## Work to complete
Go through the lines below and copy each one that holds the string "from".

═══ Records supplied

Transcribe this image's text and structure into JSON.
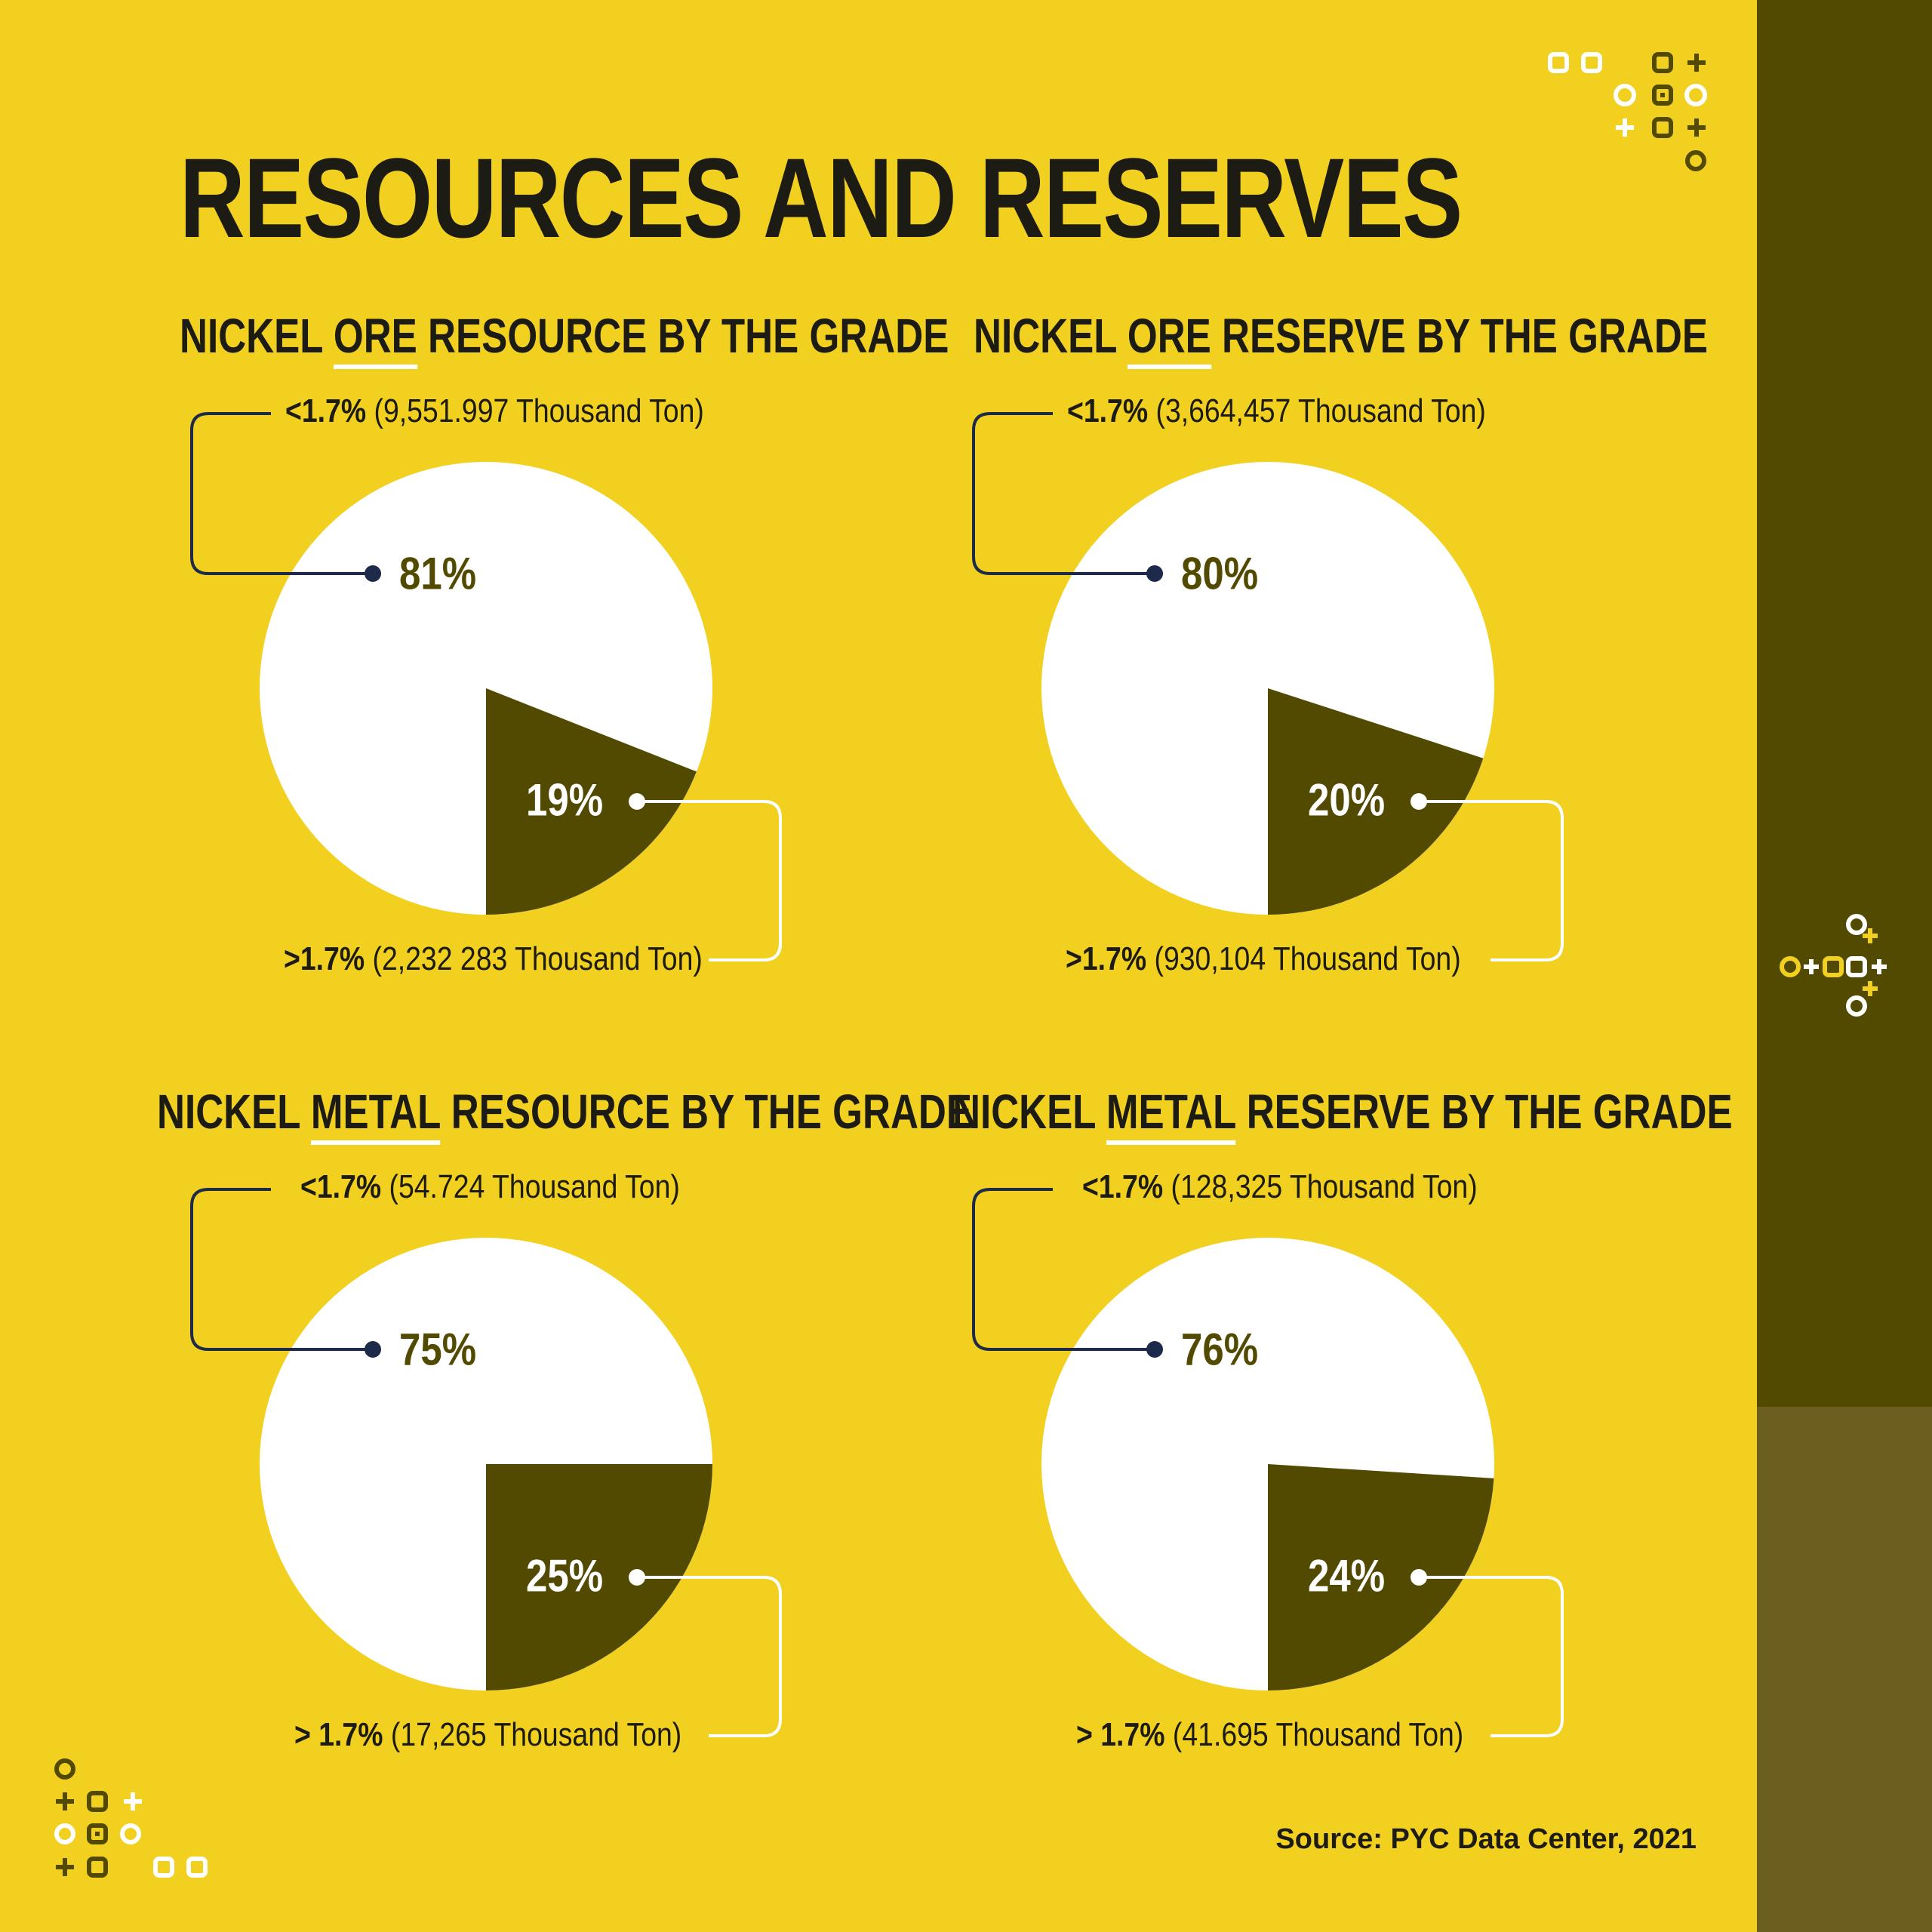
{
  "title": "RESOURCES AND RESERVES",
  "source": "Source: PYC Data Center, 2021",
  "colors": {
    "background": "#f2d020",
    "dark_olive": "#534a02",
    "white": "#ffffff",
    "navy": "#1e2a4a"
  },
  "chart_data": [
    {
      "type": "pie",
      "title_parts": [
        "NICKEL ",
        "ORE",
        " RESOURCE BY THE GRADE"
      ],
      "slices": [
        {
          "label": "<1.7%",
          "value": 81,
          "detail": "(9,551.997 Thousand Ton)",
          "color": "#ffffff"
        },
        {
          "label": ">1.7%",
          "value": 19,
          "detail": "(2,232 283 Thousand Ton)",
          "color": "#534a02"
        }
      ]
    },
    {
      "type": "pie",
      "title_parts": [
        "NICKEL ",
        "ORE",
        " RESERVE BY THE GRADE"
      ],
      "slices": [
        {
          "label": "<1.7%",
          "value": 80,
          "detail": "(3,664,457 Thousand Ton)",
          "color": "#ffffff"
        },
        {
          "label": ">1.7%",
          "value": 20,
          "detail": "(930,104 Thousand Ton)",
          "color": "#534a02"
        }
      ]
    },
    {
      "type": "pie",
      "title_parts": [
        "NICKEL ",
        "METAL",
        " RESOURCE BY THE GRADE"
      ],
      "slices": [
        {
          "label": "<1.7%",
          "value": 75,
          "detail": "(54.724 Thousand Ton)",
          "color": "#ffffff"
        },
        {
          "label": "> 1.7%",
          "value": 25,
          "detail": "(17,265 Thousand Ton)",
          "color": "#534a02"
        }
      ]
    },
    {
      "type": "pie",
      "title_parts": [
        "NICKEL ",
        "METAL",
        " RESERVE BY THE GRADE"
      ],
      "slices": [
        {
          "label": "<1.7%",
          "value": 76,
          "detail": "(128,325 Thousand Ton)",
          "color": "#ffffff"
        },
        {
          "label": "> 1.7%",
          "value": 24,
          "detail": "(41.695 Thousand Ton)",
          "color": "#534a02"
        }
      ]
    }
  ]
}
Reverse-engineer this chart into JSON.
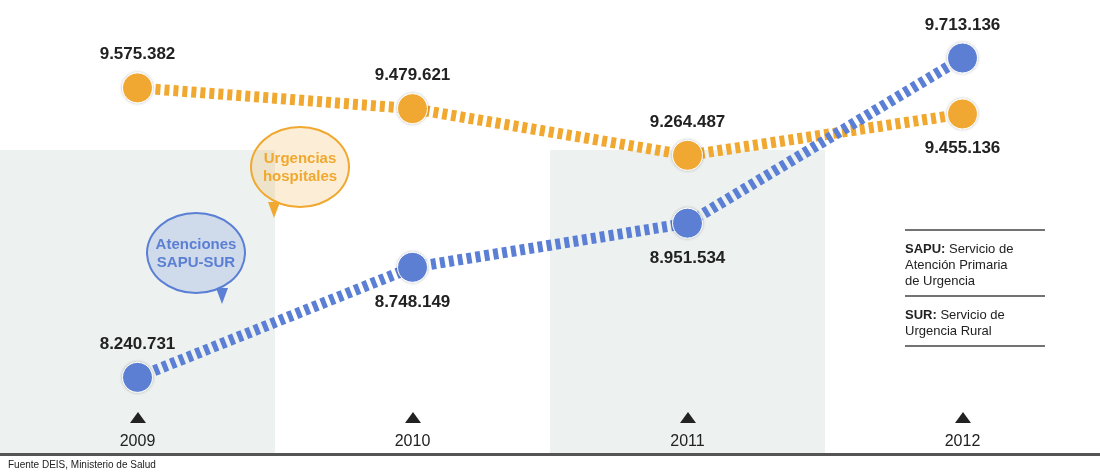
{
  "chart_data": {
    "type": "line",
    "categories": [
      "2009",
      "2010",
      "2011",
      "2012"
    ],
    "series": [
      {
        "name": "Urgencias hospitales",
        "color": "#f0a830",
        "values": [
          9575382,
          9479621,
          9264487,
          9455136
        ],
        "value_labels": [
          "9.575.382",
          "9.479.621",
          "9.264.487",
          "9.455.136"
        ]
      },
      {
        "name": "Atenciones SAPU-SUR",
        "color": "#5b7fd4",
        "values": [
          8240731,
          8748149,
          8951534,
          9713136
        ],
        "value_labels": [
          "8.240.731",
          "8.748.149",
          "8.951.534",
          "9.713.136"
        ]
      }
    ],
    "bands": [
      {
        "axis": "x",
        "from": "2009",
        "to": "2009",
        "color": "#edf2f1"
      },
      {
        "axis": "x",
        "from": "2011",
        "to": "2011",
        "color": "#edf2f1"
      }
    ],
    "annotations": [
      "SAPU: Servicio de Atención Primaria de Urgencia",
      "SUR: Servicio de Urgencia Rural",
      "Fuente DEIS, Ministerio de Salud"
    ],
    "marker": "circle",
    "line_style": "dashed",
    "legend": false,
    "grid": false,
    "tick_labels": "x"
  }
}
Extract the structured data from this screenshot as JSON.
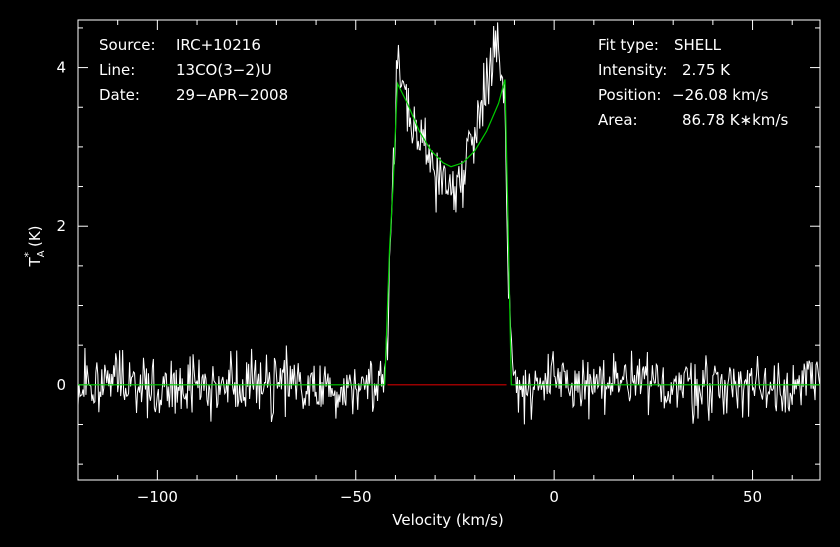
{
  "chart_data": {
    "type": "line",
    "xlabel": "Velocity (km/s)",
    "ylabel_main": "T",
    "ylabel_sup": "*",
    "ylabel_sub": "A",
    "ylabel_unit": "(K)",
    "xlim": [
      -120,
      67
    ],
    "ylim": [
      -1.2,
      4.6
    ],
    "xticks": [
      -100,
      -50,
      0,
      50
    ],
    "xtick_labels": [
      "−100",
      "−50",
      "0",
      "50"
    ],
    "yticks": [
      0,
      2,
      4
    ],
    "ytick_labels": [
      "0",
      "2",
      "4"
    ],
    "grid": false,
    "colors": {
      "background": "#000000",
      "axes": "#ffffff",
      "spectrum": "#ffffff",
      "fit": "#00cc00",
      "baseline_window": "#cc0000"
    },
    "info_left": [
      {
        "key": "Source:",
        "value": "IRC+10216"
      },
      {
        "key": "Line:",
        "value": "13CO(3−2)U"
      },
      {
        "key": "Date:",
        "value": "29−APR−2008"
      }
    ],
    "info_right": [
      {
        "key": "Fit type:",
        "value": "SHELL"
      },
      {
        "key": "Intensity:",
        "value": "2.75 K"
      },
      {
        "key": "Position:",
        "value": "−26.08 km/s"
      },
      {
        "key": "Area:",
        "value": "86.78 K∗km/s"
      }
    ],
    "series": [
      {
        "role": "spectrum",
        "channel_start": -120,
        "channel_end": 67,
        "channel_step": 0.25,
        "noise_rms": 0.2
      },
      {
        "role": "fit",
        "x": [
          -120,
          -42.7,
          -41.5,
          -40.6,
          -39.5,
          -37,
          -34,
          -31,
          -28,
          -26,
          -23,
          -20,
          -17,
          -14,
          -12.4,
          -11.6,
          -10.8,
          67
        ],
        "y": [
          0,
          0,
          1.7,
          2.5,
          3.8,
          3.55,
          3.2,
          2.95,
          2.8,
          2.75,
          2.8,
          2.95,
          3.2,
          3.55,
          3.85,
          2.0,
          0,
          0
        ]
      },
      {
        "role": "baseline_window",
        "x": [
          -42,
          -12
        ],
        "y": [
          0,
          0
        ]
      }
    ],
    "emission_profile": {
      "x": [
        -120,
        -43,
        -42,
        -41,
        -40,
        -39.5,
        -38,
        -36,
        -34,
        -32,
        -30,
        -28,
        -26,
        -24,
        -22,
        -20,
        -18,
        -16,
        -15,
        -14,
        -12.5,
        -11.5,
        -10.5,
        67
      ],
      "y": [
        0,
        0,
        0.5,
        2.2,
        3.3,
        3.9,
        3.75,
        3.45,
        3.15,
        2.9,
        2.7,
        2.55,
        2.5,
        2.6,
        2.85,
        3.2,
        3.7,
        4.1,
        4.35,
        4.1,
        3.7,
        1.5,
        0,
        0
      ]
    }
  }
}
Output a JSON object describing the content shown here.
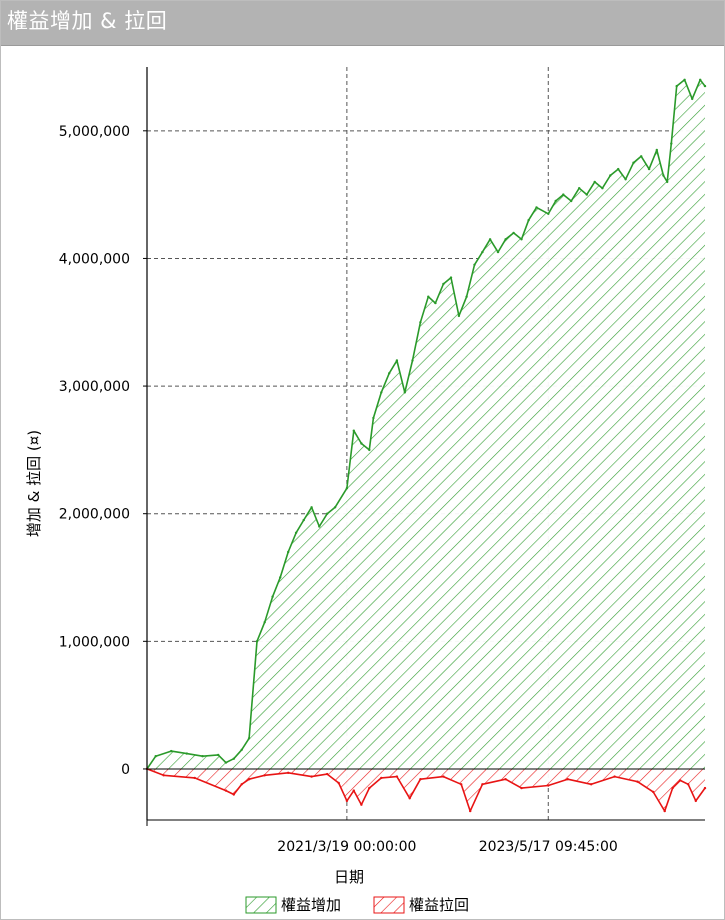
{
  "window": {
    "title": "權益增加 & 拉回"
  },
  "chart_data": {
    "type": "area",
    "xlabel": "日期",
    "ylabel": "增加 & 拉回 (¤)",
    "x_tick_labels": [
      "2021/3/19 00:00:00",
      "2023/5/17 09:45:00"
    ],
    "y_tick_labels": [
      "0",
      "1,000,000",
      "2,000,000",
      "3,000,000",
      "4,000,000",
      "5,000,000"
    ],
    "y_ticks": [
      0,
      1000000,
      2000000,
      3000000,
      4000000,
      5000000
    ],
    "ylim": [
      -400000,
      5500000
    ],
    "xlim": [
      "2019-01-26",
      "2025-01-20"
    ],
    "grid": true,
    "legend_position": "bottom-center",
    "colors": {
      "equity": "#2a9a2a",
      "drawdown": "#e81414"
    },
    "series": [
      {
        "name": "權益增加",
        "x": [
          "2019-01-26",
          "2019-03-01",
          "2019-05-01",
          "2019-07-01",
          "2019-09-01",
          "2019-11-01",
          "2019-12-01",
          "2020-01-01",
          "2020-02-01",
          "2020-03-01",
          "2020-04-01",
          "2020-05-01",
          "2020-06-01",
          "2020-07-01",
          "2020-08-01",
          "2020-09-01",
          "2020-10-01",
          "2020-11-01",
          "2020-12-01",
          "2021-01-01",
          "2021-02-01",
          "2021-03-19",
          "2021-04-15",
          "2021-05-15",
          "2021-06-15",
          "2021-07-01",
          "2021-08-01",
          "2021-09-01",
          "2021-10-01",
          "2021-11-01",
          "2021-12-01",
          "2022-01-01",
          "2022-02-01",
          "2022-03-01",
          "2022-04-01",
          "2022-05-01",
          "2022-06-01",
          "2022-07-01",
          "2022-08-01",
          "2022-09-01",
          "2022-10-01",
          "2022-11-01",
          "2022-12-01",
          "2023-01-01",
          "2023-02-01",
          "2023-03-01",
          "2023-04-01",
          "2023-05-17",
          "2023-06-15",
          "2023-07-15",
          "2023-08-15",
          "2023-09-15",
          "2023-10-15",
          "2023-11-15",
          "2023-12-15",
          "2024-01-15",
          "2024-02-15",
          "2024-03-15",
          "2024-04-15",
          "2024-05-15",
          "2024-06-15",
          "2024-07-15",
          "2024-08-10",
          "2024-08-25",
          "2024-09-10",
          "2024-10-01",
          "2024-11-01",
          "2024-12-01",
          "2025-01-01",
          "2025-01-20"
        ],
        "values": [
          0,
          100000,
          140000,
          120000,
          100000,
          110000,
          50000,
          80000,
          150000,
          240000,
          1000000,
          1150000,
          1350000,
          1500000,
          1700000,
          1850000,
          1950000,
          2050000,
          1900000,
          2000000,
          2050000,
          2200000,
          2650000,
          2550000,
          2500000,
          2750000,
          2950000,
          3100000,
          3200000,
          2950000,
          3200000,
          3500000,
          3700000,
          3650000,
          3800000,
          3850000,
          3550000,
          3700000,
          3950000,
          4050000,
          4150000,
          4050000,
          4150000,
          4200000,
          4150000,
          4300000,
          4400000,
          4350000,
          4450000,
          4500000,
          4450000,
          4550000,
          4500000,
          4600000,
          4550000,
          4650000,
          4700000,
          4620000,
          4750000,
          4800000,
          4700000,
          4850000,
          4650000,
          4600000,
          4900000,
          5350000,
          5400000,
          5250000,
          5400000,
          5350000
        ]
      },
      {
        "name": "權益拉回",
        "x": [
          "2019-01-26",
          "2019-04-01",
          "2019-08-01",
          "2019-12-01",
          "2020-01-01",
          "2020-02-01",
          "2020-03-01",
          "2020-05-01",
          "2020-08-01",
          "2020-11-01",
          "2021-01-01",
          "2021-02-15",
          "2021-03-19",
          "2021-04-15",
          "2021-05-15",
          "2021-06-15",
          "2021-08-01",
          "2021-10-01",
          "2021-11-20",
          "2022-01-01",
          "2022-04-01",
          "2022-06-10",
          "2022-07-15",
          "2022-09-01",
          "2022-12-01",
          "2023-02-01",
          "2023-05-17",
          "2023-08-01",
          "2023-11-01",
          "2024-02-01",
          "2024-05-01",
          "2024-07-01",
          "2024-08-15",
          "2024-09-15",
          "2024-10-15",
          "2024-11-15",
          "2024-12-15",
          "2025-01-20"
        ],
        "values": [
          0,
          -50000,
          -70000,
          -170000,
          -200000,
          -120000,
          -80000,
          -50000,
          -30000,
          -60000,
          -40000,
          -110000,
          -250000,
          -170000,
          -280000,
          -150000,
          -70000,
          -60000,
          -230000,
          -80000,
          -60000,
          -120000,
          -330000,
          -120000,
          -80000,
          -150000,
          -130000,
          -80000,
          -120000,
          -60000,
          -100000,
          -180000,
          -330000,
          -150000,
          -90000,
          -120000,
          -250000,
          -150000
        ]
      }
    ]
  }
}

══════

## Expected output
        "from": "2009",
        "from": "2011",
Extract the structured data from this screenshot as JSON.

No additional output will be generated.